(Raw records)
____
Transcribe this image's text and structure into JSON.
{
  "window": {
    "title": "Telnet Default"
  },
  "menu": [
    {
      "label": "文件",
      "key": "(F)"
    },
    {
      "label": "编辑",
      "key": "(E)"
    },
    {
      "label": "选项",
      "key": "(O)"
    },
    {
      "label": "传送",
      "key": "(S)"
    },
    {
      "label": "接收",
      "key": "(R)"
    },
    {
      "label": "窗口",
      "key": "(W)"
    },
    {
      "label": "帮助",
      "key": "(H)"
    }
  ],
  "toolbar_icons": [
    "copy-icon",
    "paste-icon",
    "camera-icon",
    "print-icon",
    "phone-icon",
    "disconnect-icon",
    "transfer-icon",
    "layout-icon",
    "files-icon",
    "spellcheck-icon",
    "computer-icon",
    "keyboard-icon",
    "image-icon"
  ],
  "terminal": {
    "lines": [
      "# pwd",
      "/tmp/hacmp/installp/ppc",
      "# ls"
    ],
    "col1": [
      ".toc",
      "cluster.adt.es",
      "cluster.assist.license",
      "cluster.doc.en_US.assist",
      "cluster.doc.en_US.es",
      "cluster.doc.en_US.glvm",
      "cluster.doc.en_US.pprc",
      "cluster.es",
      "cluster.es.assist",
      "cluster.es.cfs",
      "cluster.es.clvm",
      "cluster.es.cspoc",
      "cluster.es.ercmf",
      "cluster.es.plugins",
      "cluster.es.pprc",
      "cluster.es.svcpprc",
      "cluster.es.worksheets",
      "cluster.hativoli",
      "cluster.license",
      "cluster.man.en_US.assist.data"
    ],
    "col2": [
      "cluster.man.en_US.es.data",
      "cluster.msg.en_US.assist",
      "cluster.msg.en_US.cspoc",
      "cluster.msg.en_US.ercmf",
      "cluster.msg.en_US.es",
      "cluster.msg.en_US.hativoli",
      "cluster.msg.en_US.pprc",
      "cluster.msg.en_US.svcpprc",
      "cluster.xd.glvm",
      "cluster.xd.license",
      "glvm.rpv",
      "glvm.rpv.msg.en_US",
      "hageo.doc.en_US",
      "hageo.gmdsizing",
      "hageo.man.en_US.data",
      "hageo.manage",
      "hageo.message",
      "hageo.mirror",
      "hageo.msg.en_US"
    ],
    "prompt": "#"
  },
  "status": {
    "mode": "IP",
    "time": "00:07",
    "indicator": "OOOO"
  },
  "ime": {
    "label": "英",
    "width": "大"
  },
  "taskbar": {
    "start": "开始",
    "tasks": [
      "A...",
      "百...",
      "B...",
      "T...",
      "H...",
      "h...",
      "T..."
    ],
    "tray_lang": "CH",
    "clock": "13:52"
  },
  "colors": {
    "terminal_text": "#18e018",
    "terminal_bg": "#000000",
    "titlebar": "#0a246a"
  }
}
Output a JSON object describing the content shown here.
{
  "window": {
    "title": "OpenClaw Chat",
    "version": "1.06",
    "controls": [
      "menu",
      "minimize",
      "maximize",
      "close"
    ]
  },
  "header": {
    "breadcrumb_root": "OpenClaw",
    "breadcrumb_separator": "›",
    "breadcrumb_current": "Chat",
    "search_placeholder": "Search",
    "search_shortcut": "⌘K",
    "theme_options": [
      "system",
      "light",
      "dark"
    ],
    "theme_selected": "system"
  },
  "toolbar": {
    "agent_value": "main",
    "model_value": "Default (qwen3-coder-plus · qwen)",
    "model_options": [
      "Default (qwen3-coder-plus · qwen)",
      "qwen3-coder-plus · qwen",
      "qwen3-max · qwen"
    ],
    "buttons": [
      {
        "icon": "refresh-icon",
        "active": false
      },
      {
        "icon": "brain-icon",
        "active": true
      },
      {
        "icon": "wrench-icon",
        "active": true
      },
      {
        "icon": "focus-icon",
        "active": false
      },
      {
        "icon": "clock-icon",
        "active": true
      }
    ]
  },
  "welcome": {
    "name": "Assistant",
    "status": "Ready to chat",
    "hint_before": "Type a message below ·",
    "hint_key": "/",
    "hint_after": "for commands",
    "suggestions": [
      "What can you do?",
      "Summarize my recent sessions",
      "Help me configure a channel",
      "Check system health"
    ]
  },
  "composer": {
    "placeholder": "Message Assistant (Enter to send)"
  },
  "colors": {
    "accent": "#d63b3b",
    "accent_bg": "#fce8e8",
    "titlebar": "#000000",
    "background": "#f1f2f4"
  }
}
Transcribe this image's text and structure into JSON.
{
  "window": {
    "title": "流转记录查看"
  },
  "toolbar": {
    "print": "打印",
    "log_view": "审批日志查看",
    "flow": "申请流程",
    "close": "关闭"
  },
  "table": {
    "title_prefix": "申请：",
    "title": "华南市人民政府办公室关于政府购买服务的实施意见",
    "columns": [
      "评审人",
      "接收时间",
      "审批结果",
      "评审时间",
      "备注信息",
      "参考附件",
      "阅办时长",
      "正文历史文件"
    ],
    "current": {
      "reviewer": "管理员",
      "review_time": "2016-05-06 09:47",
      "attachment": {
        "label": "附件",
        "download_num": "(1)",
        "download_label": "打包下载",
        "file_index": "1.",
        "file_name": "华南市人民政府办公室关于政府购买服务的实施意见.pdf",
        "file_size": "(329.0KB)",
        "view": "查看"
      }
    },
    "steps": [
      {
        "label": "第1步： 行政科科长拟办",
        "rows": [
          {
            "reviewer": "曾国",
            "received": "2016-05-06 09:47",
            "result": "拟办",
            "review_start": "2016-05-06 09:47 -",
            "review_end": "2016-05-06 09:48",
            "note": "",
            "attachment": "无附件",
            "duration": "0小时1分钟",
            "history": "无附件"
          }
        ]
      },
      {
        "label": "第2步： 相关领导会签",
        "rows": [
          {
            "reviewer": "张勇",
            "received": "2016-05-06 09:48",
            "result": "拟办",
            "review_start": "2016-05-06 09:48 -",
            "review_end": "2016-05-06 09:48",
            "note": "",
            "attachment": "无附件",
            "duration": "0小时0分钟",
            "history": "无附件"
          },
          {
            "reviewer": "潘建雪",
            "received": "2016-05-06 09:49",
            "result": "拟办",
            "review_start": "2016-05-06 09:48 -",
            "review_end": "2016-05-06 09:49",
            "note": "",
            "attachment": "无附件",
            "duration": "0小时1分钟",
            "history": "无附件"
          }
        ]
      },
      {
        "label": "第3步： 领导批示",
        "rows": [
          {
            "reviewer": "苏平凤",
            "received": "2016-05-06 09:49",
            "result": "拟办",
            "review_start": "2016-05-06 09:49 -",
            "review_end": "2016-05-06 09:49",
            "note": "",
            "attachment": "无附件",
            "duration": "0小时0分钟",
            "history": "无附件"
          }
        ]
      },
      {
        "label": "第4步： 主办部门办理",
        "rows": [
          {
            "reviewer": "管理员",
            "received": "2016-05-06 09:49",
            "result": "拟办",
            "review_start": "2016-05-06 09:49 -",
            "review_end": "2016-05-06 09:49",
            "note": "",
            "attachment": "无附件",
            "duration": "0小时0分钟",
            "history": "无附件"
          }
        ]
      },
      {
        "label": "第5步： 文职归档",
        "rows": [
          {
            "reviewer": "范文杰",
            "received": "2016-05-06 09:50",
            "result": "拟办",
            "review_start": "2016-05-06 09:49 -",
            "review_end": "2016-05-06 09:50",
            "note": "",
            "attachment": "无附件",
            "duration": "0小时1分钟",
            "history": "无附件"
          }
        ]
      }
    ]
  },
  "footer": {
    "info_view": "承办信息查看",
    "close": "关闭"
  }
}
____
- **SET TASK**
Your task is to output the full set of records exactly as presented.

- **COMPLETE OUTPUT**
Transcribe this image's text and structure into JSON.
{
  "window": {
    "title": "Telnet Default"
  },
  "menu": [
    {
      "label": "文件",
      "key": "(F)"
    },
    {
      "label": "编辑",
      "key": "(E)"
    },
    {
      "label": "选项",
      "key": "(O)"
    },
    {
      "label": "传送",
      "key": "(S)"
    },
    {
      "label": "接收",
      "key": "(R)"
    },
    {
      "label": "窗口",
      "key": "(W)"
    },
    {
      "label": "帮助",
      "key": "(H)"
    }
  ],
  "toolbar_icons": [
    "copy-icon",
    "paste-icon",
    "camera-icon",
    "print-icon",
    "phone-icon",
    "disconnect-icon",
    "transfer-icon",
    "layout-icon",
    "files-icon",
    "spellcheck-icon",
    "computer-icon",
    "keyboard-icon",
    "image-icon"
  ],
  "terminal": {
    "lines": [
      "# pwd",
      "/tmp/hacmp/installp/ppc",
      "# ls"
    ],
    "col1": [
      ".toc",
      "cluster.adt.es",
      "cluster.assist.license",
      "cluster.doc.en_US.assist",
      "cluster.doc.en_US.es",
      "cluster.doc.en_US.glvm",
      "cluster.doc.en_US.pprc",
      "cluster.es",
      "cluster.es.assist",
      "cluster.es.cfs",
      "cluster.es.clvm",
      "cluster.es.cspoc",
      "cluster.es.ercmf",
      "cluster.es.plugins",
      "cluster.es.pprc",
      "cluster.es.svcpprc",
      "cluster.es.worksheets",
      "cluster.hativoli",
      "cluster.license",
      "cluster.man.en_US.assist.data"
    ],
    "col2": [
      "cluster.man.en_US.es.data",
      "cluster.msg.en_US.assist",
      "cluster.msg.en_US.cspoc",
      "cluster.msg.en_US.ercmf",
      "cluster.msg.en_US.es",
      "cluster.msg.en_US.hativoli",
      "cluster.msg.en_US.pprc",
      "cluster.msg.en_US.svcpprc",
      "cluster.xd.glvm",
      "cluster.xd.license",
      "glvm.rpv",
      "glvm.rpv.msg.en_US",
      "hageo.doc.en_US",
      "hageo.gmdsizing",
      "hageo.man.en_US.data",
      "hageo.manage",
      "hageo.message",
      "hageo.mirror",
      "hageo.msg.en_US"
    ],
    "prompt": "#"
  },
  "status": {
    "mode": "IP",
    "time": "00:07",
    "indicator": "OOOO"
  },
  "ime": {
    "label": "英",
    "width": "大"
  },
  "taskbar": {
    "start": "开始",
    "tasks": [
      "A...",
      "百...",
      "B...",
      "T...",
      "H...",
      "h...",
      "T..."
    ],
    "tray_lang": "CH",
    "clock": "13:52"
  },
  "colors": {
    "terminal_text": "#18e018",
    "terminal_bg": "#000000",
    "titlebar": "#0a246a"
  }
}
Output a JSON object describing the content shown here.
{
  "window": {
    "title": "OpenClaw Chat",
    "version": "1.06",
    "controls": [
      "menu",
      "minimize",
      "maximize",
      "close"
    ]
  },
  "header": {
    "breadcrumb_root": "OpenClaw",
    "breadcrumb_separator": "›",
    "breadcrumb_current": "Chat",
    "search_placeholder": "Search",
    "search_shortcut": "⌘K",
    "theme_options": [
      "system",
      "light",
      "dark"
    ],
    "theme_selected": "system"
  },
  "toolbar": {
    "agent_value": "main",
    "model_value": "Default (qwen3-coder-plus · qwen)",
    "model_options": [
      "Default (qwen3-coder-plus · qwen)",
      "qwen3-coder-plus · qwen",
      "qwen3-max · qwen"
    ],
    "buttons": [
      {
        "icon": "refresh-icon",
        "active": false
      },
      {
        "icon": "brain-icon",
        "active": true
      },
      {
        "icon": "wrench-icon",
        "active": true
      },
      {
        "icon": "focus-icon",
        "active": false
      },
      {
        "icon": "clock-icon",
        "active": true
      }
    ]
  },
  "welcome": {
    "name": "Assistant",
    "status": "Ready to chat",
    "hint_before": "Type a message below ·",
    "hint_key": "/",
    "hint_after": "for commands",
    "suggestions": [
      "What can you do?",
      "Summarize my recent sessions",
      "Help me configure a channel",
      "Check system health"
    ]
  },
  "composer": {
    "placeholder": "Message Assistant (Enter to send)"
  },
  "colors": {
    "accent": "#d63b3b",
    "accent_bg": "#fce8e8",
    "titlebar": "#000000",
    "background": "#f1f2f4"
  }
}
Transcribe this image's text and structure into JSON.
{
  "window": {
    "title": "流转记录查看"
  },
  "toolbar": {
    "print": "打印",
    "log_view": "审批日志查看",
    "flow": "申请流程",
    "close": "关闭"
  },
  "table": {
    "title_prefix": "申请：",
    "title": "华南市人民政府办公室关于政府购买服务的实施意见",
    "columns": [
      "评审人",
      "接收时间",
      "审批结果",
      "评审时间",
      "备注信息",
      "参考附件",
      "阅办时长",
      "正文历史文件"
    ],
    "current": {
      "reviewer": "管理员",
      "review_time": "2016-05-06 09:47",
      "attachment": {
        "label": "附件",
        "download_num": "(1)",
        "download_label": "打包下载",
        "file_index": "1.",
        "file_name": "华南市人民政府办公室关于政府购买服务的实施意见.pdf",
        "file_size": "(329.0KB)",
        "view": "查看"
      }
    },
    "steps": [
      {
        "label": "第1步： 行政科科长拟办",
        "rows": [
          {
            "reviewer": "曾国",
            "received": "2016-05-06 09:47",
            "result": "拟办",
            "review_start": "2016-05-06 09:47 -",
            "review_end": "2016-05-06 09:48",
            "note": "",
            "attachment": "无附件",
            "duration": "0小时1分钟",
            "history": "无附件"
          }
        ]
      },
      {
        "label": "第2步： 相关领导会签",
        "rows": [
          {
            "reviewer": "张勇",
            "received": "2016-05-06 09:48",
            "result": "拟办",
            "review_start": "2016-05-06 09:48 -",
            "review_end": "2016-05-06 09:48",
            "note": "",
            "attachment": "无附件",
            "duration": "0小时0分钟",
            "history": "无附件"
          },
          {
            "reviewer": "潘建雪",
            "received": "2016-05-06 09:49",
            "result": "拟办",
            "review_start": "2016-05-06 09:48 -",
            "review_end": "2016-05-06 09:49",
            "note": "",
            "attachment": "无附件",
            "duration": "0小时1分钟",
            "history": "无附件"
          }
        ]
      },
      {
        "label": "第3步： 领导批示",
        "rows": [
          {
            "reviewer": "苏平凤",
            "received": "2016-05-06 09:49",
            "result": "拟办",
            "review_start": "2016-05-06 09:49 -",
            "review_end": "2016-05-06 09:49",
            "note": "",
            "attachment": "无附件",
            "duration": "0小时0分钟",
            "history": "无附件"
          }
        ]
      },
      {
        "label": "第4步： 主办部门办理",
        "rows": [
          {
            "reviewer": "管理员",
            "received": "2016-05-06 09:49",
            "result": "拟办",
            "review_start": "2016-05-06 09:49 -",
            "review_end": "2016-05-06 09:49",
            "note": "",
            "attachment": "无附件",
            "duration": "0小时0分钟",
            "history": "无附件"
          }
        ]
      },
      {
        "label": "第5步： 文职归档",
        "rows": [
          {
            "reviewer": "范文杰",
            "received": "2016-05-06 09:50",
            "result": "拟办",
            "review_start": "2016-05-06 09:49 -",
            "review_end": "2016-05-06 09:50",
            "note": "",
            "attachment": "无附件",
            "duration": "0小时1分钟",
            "history": "无附件"
          }
        ]
      }
    ]
  },
  "footer": {
    "info_view": "承办信息查看",
    "close": "关闭"
  }
}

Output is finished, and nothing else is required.